Stored data:
^^^^^^^^^^^^^^^^
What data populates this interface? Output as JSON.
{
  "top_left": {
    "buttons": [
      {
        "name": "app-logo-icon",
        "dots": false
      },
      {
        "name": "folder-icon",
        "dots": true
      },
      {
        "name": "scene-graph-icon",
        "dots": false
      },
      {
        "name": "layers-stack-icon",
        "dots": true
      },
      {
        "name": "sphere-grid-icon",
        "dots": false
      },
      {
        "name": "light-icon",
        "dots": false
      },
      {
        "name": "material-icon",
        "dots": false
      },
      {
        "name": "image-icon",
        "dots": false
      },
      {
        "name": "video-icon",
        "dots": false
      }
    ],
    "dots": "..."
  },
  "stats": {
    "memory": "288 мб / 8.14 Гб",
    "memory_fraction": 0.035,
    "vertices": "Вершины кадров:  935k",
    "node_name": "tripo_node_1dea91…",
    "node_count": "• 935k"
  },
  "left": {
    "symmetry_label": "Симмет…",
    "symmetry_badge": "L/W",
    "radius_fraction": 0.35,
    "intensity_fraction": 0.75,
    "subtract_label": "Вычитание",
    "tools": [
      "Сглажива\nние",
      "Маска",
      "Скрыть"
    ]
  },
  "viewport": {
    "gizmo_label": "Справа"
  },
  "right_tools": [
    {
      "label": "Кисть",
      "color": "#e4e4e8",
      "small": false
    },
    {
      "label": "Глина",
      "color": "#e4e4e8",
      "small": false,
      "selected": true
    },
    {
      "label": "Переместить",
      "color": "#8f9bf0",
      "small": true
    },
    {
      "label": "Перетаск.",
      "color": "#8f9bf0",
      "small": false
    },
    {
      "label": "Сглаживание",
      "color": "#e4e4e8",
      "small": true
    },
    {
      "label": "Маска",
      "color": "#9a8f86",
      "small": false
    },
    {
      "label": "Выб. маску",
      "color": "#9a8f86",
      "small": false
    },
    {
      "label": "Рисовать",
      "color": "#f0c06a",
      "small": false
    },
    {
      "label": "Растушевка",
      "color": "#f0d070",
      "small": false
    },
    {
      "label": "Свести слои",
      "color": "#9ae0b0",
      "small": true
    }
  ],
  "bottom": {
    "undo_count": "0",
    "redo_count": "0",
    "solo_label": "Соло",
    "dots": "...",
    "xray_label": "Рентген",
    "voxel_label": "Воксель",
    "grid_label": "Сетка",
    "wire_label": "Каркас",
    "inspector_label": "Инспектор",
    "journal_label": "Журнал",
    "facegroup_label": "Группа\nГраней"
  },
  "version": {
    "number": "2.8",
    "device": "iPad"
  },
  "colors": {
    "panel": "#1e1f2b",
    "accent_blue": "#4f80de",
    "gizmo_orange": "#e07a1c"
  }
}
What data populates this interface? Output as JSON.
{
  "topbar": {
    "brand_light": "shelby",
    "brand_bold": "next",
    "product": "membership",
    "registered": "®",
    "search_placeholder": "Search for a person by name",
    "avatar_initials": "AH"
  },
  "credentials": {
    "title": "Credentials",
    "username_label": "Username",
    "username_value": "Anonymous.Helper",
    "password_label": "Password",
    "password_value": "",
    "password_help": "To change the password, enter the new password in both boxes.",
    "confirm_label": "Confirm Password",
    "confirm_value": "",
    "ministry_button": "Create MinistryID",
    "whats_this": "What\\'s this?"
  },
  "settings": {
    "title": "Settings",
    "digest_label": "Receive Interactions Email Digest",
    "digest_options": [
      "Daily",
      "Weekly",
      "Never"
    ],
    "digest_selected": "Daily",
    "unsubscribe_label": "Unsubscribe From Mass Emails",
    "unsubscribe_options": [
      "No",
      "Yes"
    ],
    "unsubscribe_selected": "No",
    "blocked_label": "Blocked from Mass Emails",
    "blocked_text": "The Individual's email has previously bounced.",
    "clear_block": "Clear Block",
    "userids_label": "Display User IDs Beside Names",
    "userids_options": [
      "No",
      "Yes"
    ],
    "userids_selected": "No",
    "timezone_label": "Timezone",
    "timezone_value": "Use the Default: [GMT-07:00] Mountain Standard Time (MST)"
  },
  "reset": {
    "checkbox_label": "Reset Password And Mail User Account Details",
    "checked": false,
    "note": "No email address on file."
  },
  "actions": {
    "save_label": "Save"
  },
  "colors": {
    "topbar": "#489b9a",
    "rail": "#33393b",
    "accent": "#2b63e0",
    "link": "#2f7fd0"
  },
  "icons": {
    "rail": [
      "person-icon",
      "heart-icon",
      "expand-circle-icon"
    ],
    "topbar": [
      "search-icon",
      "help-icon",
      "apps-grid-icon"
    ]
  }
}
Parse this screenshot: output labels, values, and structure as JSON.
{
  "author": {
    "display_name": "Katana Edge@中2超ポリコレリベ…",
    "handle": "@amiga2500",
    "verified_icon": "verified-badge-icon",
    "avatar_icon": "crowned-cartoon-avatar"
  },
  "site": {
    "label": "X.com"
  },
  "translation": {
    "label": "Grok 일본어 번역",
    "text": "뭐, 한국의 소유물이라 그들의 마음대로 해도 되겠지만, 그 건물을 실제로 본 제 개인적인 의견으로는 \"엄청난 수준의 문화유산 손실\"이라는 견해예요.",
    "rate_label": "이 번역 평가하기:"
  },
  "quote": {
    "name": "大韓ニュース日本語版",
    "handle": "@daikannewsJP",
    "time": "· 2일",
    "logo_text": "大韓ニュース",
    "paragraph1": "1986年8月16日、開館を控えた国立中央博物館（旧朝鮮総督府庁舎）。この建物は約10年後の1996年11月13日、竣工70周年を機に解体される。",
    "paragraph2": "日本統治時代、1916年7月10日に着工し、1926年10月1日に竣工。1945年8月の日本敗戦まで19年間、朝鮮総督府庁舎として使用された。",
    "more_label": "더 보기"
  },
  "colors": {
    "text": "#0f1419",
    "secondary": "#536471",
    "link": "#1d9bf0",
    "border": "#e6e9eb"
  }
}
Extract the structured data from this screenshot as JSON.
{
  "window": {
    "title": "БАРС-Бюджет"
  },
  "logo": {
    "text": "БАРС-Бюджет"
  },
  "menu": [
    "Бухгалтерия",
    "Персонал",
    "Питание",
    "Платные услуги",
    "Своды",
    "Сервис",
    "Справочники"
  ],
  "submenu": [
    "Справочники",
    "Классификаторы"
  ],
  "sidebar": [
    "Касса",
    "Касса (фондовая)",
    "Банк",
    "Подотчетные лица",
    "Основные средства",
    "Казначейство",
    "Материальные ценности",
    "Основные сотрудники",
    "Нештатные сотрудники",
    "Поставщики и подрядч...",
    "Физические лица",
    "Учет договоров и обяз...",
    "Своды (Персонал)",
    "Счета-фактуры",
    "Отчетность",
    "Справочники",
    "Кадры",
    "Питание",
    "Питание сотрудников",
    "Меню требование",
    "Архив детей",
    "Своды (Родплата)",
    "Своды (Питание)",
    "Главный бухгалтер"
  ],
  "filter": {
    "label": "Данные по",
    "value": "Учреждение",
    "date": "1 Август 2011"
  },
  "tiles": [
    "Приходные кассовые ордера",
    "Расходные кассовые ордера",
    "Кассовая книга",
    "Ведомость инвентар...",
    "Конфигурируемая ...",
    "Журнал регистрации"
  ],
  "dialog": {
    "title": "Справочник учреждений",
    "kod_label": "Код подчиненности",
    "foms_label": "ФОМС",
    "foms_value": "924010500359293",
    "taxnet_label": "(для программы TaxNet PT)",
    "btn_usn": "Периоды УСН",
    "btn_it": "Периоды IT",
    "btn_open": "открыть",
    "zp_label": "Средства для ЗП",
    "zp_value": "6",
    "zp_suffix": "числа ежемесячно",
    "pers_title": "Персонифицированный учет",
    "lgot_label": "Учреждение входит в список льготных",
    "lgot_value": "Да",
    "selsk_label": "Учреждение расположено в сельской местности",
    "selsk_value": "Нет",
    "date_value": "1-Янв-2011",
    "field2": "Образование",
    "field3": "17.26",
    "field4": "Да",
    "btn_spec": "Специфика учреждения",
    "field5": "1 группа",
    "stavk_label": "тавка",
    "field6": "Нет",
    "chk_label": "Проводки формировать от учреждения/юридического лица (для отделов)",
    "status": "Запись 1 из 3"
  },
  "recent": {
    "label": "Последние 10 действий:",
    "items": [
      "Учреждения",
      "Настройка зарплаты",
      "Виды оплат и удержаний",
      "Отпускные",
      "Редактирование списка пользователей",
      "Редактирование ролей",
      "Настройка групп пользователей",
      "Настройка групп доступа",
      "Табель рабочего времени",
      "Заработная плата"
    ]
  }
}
^^^^^^^^^^^^^^^^
### Aim
Pull every line containing the word "Периоды" out of the material and copy it.

### Complete response
    "btn_usn": "Периоды УСН",
    "btn_it": "Периоды IT",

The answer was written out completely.